- [Written task]: Reproduce exactly the span of lines beginning at the one with "Serialize everything readable" and ending at the last line of the data below, omitting pictures.

======== The input

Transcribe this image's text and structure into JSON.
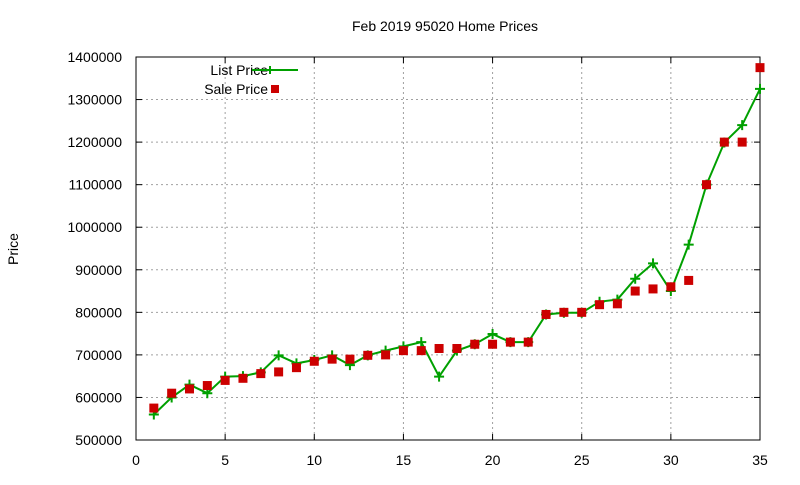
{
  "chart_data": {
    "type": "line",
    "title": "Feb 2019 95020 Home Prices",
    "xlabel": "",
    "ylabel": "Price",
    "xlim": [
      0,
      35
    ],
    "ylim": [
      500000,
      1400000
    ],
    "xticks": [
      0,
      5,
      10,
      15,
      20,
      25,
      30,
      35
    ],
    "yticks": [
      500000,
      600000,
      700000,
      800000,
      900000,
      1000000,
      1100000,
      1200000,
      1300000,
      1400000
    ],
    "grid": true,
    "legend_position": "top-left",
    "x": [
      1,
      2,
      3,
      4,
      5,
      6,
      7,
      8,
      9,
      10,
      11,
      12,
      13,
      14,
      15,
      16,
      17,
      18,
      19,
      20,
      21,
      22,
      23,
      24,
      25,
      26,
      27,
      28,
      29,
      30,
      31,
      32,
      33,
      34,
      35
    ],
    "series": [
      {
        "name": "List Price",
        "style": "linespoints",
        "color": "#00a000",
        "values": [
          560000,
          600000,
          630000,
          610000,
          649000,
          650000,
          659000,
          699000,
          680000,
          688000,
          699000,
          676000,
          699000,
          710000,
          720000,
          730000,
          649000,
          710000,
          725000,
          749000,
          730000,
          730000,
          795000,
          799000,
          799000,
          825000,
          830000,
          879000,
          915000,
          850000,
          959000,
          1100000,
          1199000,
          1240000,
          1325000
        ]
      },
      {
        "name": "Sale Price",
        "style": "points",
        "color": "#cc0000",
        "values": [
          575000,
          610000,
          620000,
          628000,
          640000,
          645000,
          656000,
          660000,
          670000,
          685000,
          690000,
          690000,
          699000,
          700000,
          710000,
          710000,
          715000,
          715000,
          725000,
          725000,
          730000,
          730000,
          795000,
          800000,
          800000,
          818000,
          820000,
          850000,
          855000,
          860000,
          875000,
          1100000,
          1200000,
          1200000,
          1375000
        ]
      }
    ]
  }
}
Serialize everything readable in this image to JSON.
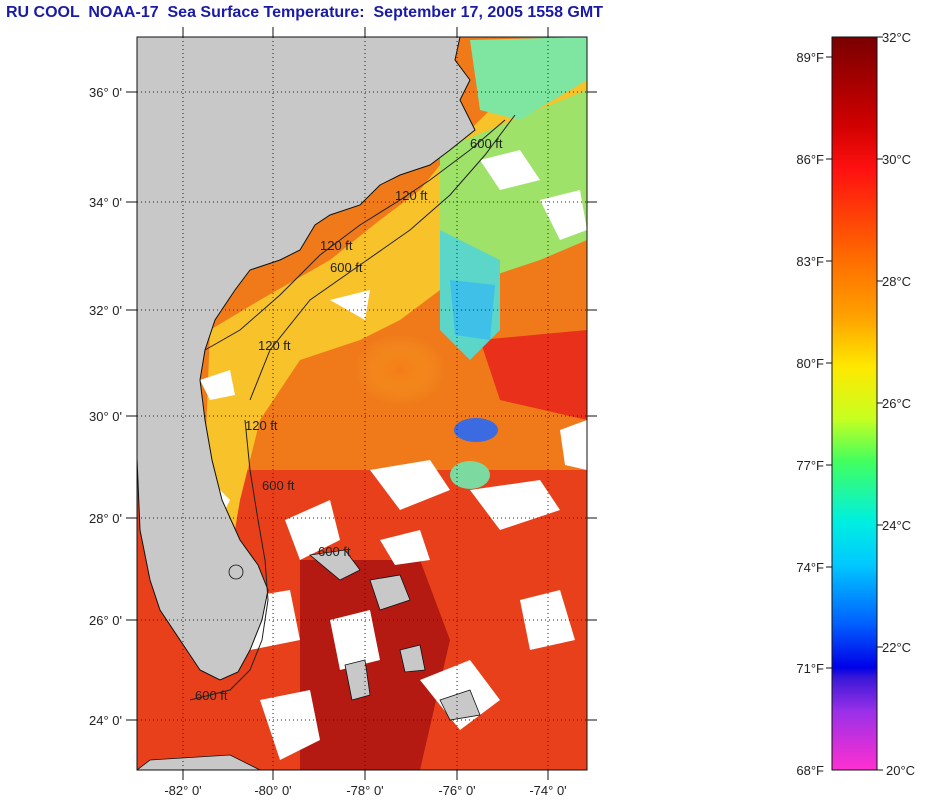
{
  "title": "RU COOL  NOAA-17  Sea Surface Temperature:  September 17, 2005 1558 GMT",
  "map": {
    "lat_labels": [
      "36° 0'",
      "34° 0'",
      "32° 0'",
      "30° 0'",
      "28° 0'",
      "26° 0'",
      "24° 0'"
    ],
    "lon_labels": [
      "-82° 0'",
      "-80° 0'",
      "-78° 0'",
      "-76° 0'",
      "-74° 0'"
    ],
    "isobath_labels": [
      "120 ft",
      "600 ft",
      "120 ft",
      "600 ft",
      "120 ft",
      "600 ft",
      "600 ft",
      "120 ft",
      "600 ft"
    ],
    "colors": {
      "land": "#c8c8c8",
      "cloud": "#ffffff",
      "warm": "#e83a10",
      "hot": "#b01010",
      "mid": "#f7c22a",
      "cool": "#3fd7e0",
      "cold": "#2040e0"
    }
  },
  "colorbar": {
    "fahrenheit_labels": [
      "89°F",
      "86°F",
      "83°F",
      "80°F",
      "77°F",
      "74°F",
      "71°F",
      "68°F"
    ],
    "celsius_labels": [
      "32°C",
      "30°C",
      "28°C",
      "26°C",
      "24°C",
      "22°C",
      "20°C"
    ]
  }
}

================

- [Task response]:
Serialize everything readable in this image to JSON.
{
  "title": "RU COOL  NOAA-17  Sea Surface Temperature:  September 17, 2005 1558 GMT",
  "map": {
    "lat_labels": [
      "36° 0'",
      "34° 0'",
      "32° 0'",
      "30° 0'",
      "28° 0'",
      "26° 0'",
      "24° 0'"
    ],
    "lon_labels": [
      "-82° 0'",
      "-80° 0'",
      "-78° 0'",
      "-76° 0'",
      "-74° 0'"
    ],
    "isobath_labels": [
      "120 ft",
      "600 ft",
      "120 ft",
      "600 ft",
      "120 ft",
      "600 ft",
      "600 ft",
      "120 ft",
      "600 ft"
    ],
    "colors": {
      "land": "#c8c8c8",
      "cloud": "#ffffff",
      "warm": "#e83a10",
      "hot": "#b01010",
      "mid": "#f7c22a",
      "cool": "#3fd7e0",
      "cold": "#2040e0"
    }
  },
  "colorbar": {
    "fahrenheit_labels": [
      "89°F",
      "86°F",
      "83°F",
      "80°F",
      "77°F",
      "74°F",
      "71°F",
      "68°F"
    ],
    "celsius_labels": [
      "32°C",
      "30°C",
      "28°C",
      "26°C",
      "24°C",
      "22°C",
      "20°C"
    ]
  }
}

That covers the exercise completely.